● **Выбранный отрывок**:
==*==

В интервью актер откровенно рассказал о том, как удалось не разочароваться в профессии, а также о любви, новых ролях и своих самых больших страхах.
Долгим и извилистым получился путь на экран у Дмитрия Чеботарева. Военно-морской лицей, факультет режиссуры театрализованных представлений и праздников в Хабаровске, «Щука»… И несколько непростых лет, когда пик его амбиций совпал с отсутствием киноролей. Но своего актер все равно добился: теперь он звезда зрительских хитов — от «Вампиров средней полосы» и «Плейлиста волонтера» до франшизы «Майор Гром».
Профессия моряка помогает вам как актеру?

==*==

● **Набор заданий**:
1. Ответьте на вопросы по отрывку о Дмитрии Чеботареве:
(a) В каком городе он учился на факультете режиссуры театрализованных представлений и праздников?
(b) Какое учебное заведение названо первым в перечне этапов его пути на экран?
(c) Какая франшиза упомянута среди зрительских хитов с его участием?
2. Продолжите отрывок о Дмитрии Чеботареве с места, где он заканчивается.

(Аннотированные записи элементов)

==*==

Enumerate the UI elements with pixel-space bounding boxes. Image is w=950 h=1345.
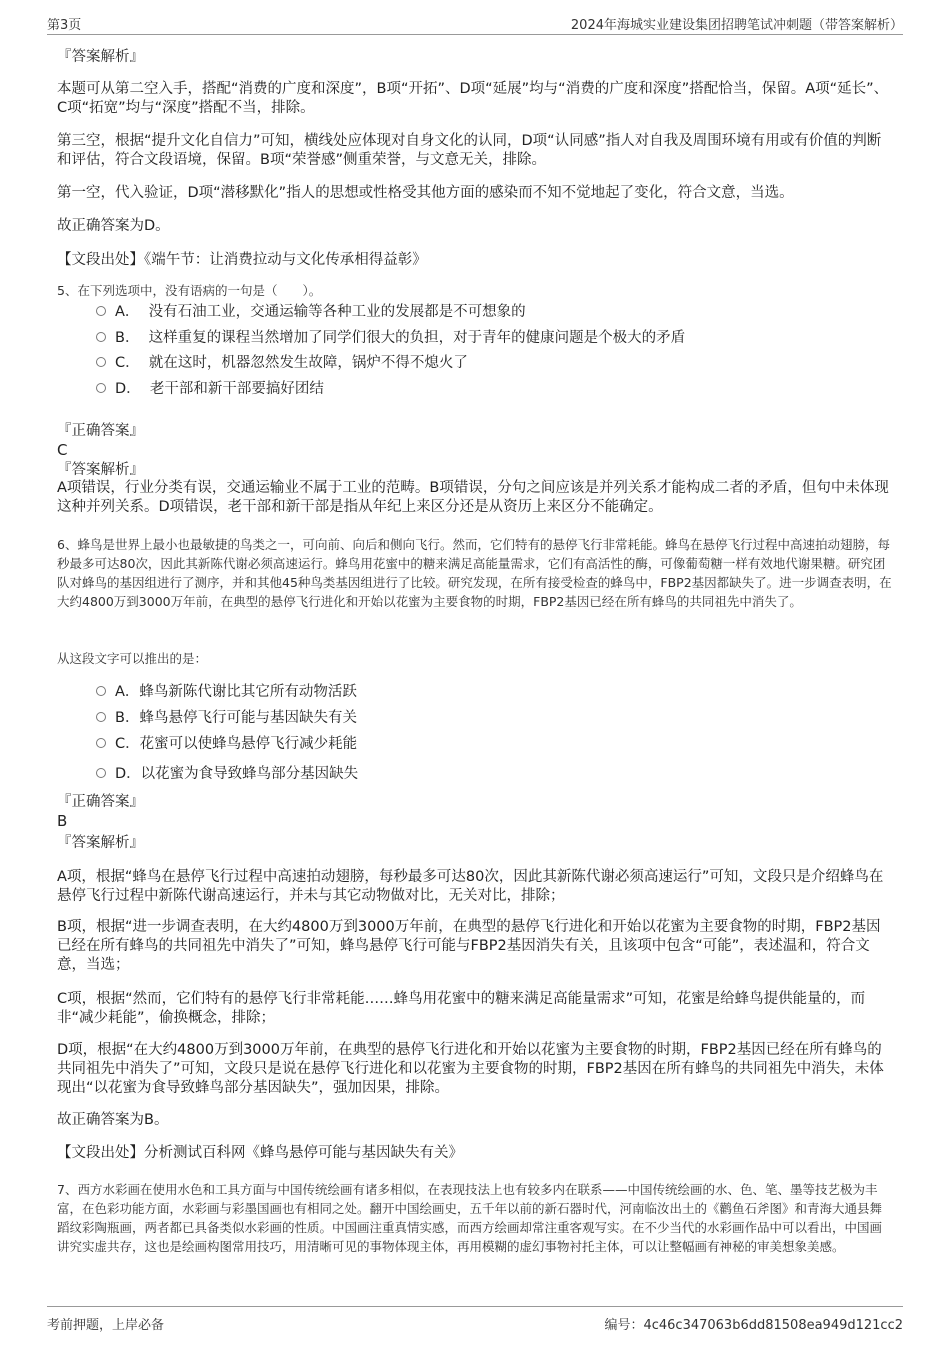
question-passage: 7、西方水彩画在使用水色和工具方面与中国传统绘画有诸多相似，在表现技法上也有较多内在联系——中国传统绘画的水、色、笔、墨等技艺极为丰富，在色彩功能方面，水彩画与彩墨国画也有相同之处。翻开中国绘画史，五千年以前的新石器时代，河南临汝出土的《鹳鱼石斧图》和青海大通县舞蹈纹彩陶瓶画，两者都已具备类似水彩画的性质。中国画注重真情实感，而西方绘画却常注重客观写实。在不少当代的水彩画作品中可以看出，中国画讲究实虚共存，这也是绘画构图常用技巧，用清晰可见的事物体现主体，再用模糊的虚幻事物衬托主体，可以让整幅画有神秘的审美想象美感。 bbox=[57, 1182, 883, 1254]
option-letter: D． bbox=[115, 766, 141, 782]
source-label: 【文段出处】 bbox=[57, 1145, 144, 1161]
analysis-paragraph: A项，根据“蜂鸟在悬停飞行过程中高速拍动翅膀，每秒最多可达80次，因此其新陈代谢必须高速运行”可知，文段只是介绍蜂鸟在悬停飞行过程中新陈代谢高速运行，并未与其它动物做对比，无关对比，排除； bbox=[57, 869, 884, 904]
option-text: 就在这时，机器忽然发生故障，锅炉不得不熄火了 bbox=[148, 355, 468, 371]
question-prompt: 从这段文字可以推出的是： bbox=[57, 651, 208, 666]
analysis-label: 『答案解析』 bbox=[57, 462, 144, 478]
option-a[interactable] bbox=[96, 302, 526, 322]
document-code bbox=[604, 1314, 903, 1333]
option-c[interactable] bbox=[96, 353, 468, 373]
source-line bbox=[57, 1144, 893, 1163]
option-text: 以花蜜为食导致蜂鸟部分基因缺失 bbox=[140, 766, 359, 782]
option-letter: B． bbox=[115, 330, 140, 346]
radio-icon[interactable] bbox=[96, 738, 106, 748]
source-text: 《端午节：让消费拉动与文化传承相得益彰》 bbox=[144, 252, 427, 268]
option-letter: B． bbox=[115, 710, 140, 726]
correct-answer-label: 『正确答案』 bbox=[57, 794, 144, 810]
page-number: 第3页 bbox=[47, 18, 82, 33]
analysis-paragraph: 第一空，代入验证，D项“潜移默化”指人的思想或性格受其他方面的感染而不知不觉地起了变化，符合文意，当选。 bbox=[57, 185, 794, 201]
option-d[interactable] bbox=[96, 379, 324, 399]
code-value: 4c46c347063b6dd81508ea949d121cc2 bbox=[643, 1318, 903, 1333]
option-a[interactable] bbox=[96, 682, 357, 702]
source-text: 分析测试百科网《蜂鸟悬停可能与基因缺失有关》 bbox=[144, 1145, 463, 1161]
radio-icon[interactable] bbox=[96, 686, 106, 696]
footer-slogan: 考前押题，上岸必备 bbox=[47, 1318, 165, 1333]
analysis-paragraph: 第三空，根据“提升文化自信力”可知，横线处应体现对自身文化的认同，D项“认同感”指人对自我及周围环境有用或有价值的判断和评估，符合文段语境，保留。B项“荣誉感”侧重荣誉，与文意无关，排除。 bbox=[57, 133, 882, 168]
source-label: 【文段出处】 bbox=[57, 252, 144, 268]
question-passage: 6、蜂鸟是世界上最小也最敏捷的鸟类之一，可向前、向后和侧向飞行。然而，它们特有的悬停飞行非常耗能。蜂鸟在悬停飞行过程中高速拍动翅膀，每秒最多可达80次，因此其新陈代谢必须高速运行。蜂鸟用花蜜中的糖来满足高能量需求，它们有高活性的酶，可像葡萄糖一样有效地代谢果糖。研究团队对蜂鸟的基因组进行了测序，并和其他45种鸟类基因组进行了比较。研究发现，在所有接受检查的蜂鸟中，FBP2基因都缺失了。进一步调查表明，在大约4800万到3000万年前，在典型的悬停飞行进化和开始以花蜜为主要食物的时期，FBP2基因已经在所有蜂鸟的共同祖先中消失了。 bbox=[57, 537, 892, 609]
correct-answer-value: C bbox=[57, 441, 68, 459]
radio-icon[interactable] bbox=[96, 383, 106, 393]
option-letter: C． bbox=[115, 355, 140, 371]
code-label: 编号： bbox=[604, 1318, 644, 1333]
conclusion: 故正确答案为B。 bbox=[57, 1112, 169, 1128]
option-b[interactable] bbox=[96, 328, 685, 348]
analysis-paragraph: 本题可从第二空入手，搭配“消费的广度和深度”，B项“开拓”、D项“延展”均与“消费的广度和深度”搭配恰当，保留。A项“延长”、C项“拓宽”均与“深度”搭配不当，排除。 bbox=[57, 81, 889, 116]
option-text: 花蜜可以使蜂鸟悬停飞行减少耗能 bbox=[139, 736, 358, 752]
option-letter: D． bbox=[115, 381, 141, 397]
option-letter: A． bbox=[115, 304, 140, 320]
radio-icon[interactable] bbox=[96, 712, 106, 722]
page-header bbox=[47, 12, 903, 35]
option-c[interactable] bbox=[96, 734, 357, 754]
radio-icon[interactable] bbox=[96, 768, 106, 778]
page-footer bbox=[47, 1306, 903, 1333]
option-text: 老干部和新干部要搞好团结 bbox=[149, 381, 324, 397]
option-text: 蜂鸟悬停飞行可能与基因缺失有关 bbox=[139, 710, 357, 726]
radio-icon[interactable] bbox=[96, 357, 106, 367]
question-stem: 5、在下列选项中，没有语病的一句是（ ）。 bbox=[57, 283, 322, 298]
correct-answer-label: 『正确答案』 bbox=[57, 423, 144, 439]
conclusion: 故正确答案为D。 bbox=[57, 218, 170, 234]
analysis-paragraph: D项，根据“在大约4800万到3000万年前，在典型的悬停飞行进化和开始以花蜜为主要食物的时期，FBP2基因已经在所有蜂鸟的共同祖先中消失了”可知，文段只是说在悬停飞行进化和以花蜜为主要食物的时期，FBP2基因在所有蜂鸟的共同祖先中消失，未体现出“以花蜜为食导致蜂鸟部分基因缺失”，强加因果，排除。 bbox=[57, 1042, 884, 1096]
option-text: 没有石油工业，交通运输等各种工业的发展都是不可想象的 bbox=[148, 304, 526, 320]
source-line bbox=[57, 251, 893, 270]
option-text: 蜂鸟新陈代谢比其它所有动物活跃 bbox=[139, 684, 357, 700]
option-letter: A． bbox=[115, 684, 140, 700]
analysis-label: 『答案解析』 bbox=[57, 835, 144, 851]
option-letter: C． bbox=[115, 736, 140, 752]
option-b[interactable] bbox=[96, 708, 357, 728]
option-d[interactable] bbox=[96, 764, 358, 784]
radio-icon[interactable] bbox=[96, 306, 106, 316]
correct-answer-value: B bbox=[57, 812, 68, 830]
analysis-paragraph: B项，根据“进一步调查表明，在大约4800万到3000万年前，在典型的悬停飞行进化和开始以花蜜为主要食物的时期，FBP2基因已经在所有蜂鸟的共同祖先中消失了”可知，蜂鸟悬停飞行可能与FBP2基因消失有关，且该项中包含“可能”，表述温和，符合文意，当选； bbox=[57, 919, 881, 973]
analysis-paragraph: C项，根据“然而，它们特有的悬停飞行非常耗能……蜂鸟用花蜜中的糖来满足高能量需求”可知，花蜜是给蜂鸟提供能量的，而非“减少耗能”，偷换概念，排除； bbox=[57, 991, 866, 1026]
document-title: 2024年海城实业建设集团招聘笔试冲刺题（带答案解析） bbox=[570, 18, 903, 33]
radio-icon[interactable] bbox=[96, 332, 106, 342]
analysis-paragraph: A项错误，行业分类有误，交通运输业不属于工业的范畴。B项错误，分句之间应该是并列关系才能构成二者的矛盾，但句中未体现这种并列关系。D项错误，老干部和新干部是指从年纪上来区分还是从资历上来区分不能确定。 bbox=[57, 480, 889, 515]
analysis-label: 『答案解析』 bbox=[57, 49, 144, 65]
option-text: 这样重复的课程当然增加了同学们很大的负担，对于青年的健康问题是个极大的矛盾 bbox=[148, 330, 686, 346]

==*==

● **Список ответов**:
1.
(a) В Хабаровске.
(b) Военно-морской лицей.
(c) «Майор Гром».

2.
— Дисциплина! Меня приучили к ней в лицее, а дисциплина должна присутствовать везде. Это вопрос уважения, коллективной ответственности. И мне бы хотелось, чтобы в актерской профессии ощущалось то самое чувство товарищества, которое есть у военных. Чтобы не каждый сам за себя был, а все радовались победам другого. И при неудачах поддерживали. Ну и, конечно, без дисциплины никуда, потому что всегда есть соблазн расслабиться, подумать, что ты уже на коне. А с коня сбрасывают очень быстро – сегодня тебя любили, завтра забыли.
А отношения на площадке с режиссером, наверное, тоже похожи на субординацию «матрос – капитан»?
— У меня очень странное понимание этого процесса. Я считаю, что режиссер не должен заниматься работой с актерами. (Смеется.) Артист должен подготовиться, полностью разобрать свою роль, а не приходить на площадку с вопросом: «А что мы сегодня делаем?» Грубо говоря, кино нужно сыграть дома и прийти со своим фильмом на площадку. А режиссер уже скажет, тот это фильм или нет.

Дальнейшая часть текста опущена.